TASK DIRECTIONS
Return the lines below that carry the word "paths".

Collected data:

=-=-=

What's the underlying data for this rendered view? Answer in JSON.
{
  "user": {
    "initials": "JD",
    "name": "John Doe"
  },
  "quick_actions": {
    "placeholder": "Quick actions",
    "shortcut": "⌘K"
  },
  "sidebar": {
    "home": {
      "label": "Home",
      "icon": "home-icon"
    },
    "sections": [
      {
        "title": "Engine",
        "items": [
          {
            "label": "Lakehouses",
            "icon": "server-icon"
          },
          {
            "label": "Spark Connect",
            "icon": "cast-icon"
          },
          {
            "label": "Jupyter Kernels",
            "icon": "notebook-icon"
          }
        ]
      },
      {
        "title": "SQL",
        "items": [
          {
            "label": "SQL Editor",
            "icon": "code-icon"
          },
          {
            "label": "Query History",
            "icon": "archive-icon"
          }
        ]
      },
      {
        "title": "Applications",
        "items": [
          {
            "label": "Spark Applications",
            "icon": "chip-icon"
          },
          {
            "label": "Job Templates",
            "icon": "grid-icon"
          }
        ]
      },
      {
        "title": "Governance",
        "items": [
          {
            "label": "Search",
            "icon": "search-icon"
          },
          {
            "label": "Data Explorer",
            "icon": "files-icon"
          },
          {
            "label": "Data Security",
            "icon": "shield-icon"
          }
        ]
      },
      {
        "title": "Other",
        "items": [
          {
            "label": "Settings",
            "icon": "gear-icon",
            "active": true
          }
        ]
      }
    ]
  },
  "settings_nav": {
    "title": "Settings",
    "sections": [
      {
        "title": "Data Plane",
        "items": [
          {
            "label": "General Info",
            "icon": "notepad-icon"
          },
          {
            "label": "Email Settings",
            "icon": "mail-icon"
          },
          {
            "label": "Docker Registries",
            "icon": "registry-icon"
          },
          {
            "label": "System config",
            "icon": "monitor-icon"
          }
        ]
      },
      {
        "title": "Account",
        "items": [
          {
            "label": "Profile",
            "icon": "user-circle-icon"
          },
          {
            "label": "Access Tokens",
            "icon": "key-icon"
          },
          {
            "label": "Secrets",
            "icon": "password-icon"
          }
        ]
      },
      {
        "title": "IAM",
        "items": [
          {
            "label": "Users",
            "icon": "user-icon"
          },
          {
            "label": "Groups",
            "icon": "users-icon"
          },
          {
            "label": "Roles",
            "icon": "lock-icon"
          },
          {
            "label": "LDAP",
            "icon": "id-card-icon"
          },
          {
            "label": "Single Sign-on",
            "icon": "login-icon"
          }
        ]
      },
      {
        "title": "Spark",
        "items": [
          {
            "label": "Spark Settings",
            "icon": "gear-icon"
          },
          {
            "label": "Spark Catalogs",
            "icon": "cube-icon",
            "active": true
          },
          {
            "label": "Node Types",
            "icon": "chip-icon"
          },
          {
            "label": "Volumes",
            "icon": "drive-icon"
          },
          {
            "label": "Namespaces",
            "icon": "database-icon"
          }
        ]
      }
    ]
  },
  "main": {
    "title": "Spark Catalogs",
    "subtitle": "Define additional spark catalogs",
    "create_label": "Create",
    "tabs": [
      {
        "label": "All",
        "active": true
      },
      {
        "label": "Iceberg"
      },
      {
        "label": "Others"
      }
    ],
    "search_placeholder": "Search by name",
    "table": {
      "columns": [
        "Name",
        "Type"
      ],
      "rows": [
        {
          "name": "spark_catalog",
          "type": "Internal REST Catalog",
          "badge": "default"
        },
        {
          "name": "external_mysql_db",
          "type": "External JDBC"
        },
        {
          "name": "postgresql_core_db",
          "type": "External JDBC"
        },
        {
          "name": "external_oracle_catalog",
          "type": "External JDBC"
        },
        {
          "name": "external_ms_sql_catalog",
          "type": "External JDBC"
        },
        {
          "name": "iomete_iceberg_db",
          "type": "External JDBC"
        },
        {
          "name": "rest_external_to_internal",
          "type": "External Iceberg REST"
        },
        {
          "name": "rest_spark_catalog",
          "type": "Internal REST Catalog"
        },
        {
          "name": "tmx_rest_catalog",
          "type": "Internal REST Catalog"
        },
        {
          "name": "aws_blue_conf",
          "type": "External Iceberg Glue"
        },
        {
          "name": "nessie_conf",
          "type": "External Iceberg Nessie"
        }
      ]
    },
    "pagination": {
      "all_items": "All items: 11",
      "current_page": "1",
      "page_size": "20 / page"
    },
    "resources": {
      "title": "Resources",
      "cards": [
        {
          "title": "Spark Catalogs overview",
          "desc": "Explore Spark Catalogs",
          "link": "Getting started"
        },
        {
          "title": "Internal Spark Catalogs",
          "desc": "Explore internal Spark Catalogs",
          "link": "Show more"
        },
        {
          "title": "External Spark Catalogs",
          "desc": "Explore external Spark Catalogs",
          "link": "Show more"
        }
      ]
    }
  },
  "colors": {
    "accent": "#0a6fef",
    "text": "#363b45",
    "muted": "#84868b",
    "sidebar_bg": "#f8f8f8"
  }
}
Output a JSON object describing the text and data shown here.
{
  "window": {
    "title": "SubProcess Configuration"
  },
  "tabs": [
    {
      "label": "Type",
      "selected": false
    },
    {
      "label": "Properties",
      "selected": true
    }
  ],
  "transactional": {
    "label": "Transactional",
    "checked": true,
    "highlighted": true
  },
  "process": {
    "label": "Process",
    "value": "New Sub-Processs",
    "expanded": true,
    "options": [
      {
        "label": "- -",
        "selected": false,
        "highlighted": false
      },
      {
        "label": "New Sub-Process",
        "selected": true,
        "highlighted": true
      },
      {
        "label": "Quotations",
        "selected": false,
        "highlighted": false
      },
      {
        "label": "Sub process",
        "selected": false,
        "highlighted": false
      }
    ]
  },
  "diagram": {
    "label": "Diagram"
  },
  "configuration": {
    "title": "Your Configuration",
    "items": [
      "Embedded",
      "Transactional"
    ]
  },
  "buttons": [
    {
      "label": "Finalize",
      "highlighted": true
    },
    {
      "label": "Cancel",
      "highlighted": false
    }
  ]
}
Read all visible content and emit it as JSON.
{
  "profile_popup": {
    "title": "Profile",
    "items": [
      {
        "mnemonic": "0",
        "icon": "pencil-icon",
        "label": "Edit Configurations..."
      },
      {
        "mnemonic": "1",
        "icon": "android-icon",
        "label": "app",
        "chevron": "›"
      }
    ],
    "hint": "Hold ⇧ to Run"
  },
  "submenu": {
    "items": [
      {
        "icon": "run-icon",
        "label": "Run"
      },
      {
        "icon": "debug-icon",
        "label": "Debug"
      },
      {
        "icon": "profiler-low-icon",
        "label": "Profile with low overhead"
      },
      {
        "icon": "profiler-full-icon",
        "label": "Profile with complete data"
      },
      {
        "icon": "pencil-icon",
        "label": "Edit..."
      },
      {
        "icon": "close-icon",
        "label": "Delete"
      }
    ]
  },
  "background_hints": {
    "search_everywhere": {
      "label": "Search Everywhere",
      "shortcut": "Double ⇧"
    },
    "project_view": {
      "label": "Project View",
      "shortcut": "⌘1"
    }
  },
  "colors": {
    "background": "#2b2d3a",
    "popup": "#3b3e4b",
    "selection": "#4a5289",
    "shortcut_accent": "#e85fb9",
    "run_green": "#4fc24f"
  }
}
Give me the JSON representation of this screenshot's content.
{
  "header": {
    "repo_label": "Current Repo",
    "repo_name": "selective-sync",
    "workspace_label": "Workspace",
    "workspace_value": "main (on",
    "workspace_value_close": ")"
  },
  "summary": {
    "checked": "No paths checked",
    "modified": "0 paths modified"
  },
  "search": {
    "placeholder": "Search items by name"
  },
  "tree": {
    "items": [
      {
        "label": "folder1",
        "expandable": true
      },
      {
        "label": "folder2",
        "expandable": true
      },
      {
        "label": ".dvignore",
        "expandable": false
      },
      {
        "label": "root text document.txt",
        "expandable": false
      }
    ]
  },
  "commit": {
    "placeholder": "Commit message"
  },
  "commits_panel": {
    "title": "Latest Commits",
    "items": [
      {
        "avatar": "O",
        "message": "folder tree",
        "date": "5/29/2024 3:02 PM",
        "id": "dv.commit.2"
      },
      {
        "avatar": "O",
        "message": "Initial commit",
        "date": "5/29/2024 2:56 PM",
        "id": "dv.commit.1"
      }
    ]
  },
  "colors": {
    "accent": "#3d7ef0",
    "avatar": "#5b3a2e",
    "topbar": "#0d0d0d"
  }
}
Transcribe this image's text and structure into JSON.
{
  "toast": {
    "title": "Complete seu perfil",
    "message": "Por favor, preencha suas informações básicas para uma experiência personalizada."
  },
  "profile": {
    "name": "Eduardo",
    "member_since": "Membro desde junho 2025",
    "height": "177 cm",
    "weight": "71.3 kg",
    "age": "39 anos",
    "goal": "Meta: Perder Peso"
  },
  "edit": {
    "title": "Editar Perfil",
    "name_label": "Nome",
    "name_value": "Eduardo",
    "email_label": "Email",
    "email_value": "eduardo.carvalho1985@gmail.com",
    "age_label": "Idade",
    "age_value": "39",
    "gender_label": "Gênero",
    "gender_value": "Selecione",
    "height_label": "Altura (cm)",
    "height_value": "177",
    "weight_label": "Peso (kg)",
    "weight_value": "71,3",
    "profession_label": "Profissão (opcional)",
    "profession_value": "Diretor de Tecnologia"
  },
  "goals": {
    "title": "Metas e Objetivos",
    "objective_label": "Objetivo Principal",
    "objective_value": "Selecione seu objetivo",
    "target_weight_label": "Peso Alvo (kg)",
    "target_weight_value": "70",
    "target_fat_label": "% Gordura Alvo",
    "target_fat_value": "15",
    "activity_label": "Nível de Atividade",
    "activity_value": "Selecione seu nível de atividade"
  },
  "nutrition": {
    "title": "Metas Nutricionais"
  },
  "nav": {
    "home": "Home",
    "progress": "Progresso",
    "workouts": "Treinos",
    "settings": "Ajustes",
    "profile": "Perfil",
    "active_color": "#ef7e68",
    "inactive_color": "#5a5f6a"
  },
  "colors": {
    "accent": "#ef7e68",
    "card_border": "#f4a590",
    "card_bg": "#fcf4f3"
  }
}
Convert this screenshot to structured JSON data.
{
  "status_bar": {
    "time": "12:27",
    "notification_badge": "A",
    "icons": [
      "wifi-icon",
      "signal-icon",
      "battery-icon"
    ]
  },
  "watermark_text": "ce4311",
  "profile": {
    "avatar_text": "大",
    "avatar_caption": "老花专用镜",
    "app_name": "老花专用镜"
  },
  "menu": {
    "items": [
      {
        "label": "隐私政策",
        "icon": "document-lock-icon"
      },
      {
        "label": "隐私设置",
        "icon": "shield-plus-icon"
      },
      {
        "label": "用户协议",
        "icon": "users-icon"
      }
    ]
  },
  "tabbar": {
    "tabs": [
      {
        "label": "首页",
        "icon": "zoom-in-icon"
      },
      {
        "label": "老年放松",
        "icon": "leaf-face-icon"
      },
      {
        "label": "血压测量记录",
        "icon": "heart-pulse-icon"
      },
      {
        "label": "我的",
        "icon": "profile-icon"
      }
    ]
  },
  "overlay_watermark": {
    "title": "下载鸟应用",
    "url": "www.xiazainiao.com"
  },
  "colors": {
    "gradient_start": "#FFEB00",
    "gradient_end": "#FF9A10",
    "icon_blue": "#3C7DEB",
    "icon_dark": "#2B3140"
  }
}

=-=-=

WORKED ANSWER
    "checked": "No paths checked",
    "modified": "0 paths modified"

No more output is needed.